* Dataset entries
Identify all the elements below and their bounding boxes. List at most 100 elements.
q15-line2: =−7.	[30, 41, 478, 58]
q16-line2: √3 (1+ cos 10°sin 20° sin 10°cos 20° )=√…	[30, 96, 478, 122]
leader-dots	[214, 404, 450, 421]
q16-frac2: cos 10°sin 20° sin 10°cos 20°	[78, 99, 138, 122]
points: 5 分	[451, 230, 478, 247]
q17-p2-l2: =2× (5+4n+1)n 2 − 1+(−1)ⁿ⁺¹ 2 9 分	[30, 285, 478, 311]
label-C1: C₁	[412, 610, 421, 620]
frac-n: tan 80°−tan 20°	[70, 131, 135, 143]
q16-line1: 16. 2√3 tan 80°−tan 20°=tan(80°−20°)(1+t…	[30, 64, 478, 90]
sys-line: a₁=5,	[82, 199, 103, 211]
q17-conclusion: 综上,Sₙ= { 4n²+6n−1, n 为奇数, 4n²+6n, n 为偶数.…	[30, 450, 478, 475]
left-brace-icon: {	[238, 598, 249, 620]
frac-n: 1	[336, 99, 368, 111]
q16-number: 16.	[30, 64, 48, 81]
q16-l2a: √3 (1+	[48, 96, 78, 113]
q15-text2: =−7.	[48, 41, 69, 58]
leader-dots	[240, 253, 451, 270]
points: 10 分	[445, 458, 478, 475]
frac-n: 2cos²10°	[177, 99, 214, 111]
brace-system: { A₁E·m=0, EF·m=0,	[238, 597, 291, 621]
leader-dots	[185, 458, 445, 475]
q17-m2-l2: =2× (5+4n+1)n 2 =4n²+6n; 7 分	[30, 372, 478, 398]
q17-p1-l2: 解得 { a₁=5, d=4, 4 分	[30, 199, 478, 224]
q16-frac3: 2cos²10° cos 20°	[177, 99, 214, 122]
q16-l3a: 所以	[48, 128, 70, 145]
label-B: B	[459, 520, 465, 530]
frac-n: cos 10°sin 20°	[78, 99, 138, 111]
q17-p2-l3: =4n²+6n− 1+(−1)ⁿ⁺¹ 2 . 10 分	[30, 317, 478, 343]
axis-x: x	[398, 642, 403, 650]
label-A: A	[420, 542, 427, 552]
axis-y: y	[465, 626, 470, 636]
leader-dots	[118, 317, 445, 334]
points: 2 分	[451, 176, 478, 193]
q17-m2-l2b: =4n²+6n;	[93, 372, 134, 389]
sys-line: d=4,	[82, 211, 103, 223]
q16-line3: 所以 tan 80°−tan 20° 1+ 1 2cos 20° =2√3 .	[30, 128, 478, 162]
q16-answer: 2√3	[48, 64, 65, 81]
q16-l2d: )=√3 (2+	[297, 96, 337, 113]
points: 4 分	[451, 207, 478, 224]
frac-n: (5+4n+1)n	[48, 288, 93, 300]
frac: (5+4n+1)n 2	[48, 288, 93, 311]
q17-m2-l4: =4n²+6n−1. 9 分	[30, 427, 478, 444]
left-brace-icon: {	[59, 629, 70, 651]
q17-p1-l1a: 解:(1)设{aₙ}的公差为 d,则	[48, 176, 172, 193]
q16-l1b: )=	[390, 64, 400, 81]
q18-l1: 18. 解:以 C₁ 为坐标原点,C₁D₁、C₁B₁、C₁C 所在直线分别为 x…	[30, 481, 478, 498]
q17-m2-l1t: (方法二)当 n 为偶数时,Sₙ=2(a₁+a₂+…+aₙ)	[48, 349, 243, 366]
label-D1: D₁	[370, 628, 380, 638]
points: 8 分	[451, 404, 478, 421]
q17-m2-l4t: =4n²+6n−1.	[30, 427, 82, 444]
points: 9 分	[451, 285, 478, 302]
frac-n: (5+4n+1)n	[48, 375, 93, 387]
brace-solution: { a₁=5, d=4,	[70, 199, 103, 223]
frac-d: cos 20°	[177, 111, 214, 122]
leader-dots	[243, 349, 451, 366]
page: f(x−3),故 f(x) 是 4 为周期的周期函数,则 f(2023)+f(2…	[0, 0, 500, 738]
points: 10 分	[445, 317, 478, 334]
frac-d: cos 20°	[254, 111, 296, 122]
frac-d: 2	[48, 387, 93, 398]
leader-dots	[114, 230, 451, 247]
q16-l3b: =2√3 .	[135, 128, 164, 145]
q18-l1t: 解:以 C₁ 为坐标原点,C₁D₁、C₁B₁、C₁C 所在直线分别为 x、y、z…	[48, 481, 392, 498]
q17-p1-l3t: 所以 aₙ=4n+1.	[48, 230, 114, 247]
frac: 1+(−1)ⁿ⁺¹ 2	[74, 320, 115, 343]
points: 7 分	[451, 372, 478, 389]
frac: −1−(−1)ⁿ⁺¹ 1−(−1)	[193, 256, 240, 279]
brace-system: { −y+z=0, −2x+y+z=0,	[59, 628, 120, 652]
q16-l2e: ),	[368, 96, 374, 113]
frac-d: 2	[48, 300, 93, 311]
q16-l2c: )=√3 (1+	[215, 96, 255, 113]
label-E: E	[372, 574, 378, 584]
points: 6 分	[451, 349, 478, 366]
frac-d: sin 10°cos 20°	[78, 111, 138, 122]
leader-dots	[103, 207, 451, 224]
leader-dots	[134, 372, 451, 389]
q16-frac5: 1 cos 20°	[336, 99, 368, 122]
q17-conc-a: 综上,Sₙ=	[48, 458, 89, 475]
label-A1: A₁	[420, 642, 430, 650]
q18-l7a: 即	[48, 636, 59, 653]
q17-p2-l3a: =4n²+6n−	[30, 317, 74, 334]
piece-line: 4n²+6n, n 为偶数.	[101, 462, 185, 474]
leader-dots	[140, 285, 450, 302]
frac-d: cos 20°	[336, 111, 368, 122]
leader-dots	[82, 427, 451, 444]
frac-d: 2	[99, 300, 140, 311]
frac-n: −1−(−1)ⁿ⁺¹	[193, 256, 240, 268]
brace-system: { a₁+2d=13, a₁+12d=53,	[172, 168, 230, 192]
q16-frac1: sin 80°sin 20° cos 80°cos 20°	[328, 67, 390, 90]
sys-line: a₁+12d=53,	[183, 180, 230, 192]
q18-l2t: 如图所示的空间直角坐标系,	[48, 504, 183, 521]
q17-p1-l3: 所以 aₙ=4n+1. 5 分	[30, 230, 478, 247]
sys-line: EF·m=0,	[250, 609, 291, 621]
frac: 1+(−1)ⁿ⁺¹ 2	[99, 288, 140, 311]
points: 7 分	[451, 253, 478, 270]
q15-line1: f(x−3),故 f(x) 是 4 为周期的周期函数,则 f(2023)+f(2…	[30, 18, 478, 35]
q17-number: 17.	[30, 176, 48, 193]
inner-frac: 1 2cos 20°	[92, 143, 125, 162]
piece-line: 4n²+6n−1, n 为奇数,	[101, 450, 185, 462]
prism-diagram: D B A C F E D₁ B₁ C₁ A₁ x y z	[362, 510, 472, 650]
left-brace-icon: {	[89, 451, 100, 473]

* Prompt
Gather every line of the material above that contains the string "所在直线分别为".

* Task result
q18-l1: 18. 解:以 C₁ 为坐标原点,C₁D₁、C₁B₁、C₁C 所在直线分别为 x…	[30, 481, 478, 498]
q18-l1t: 解:以 C₁ 为坐标原点,C₁D₁、C₁B₁、C₁C 所在直线分别为 x、y、z…	[48, 481, 392, 498]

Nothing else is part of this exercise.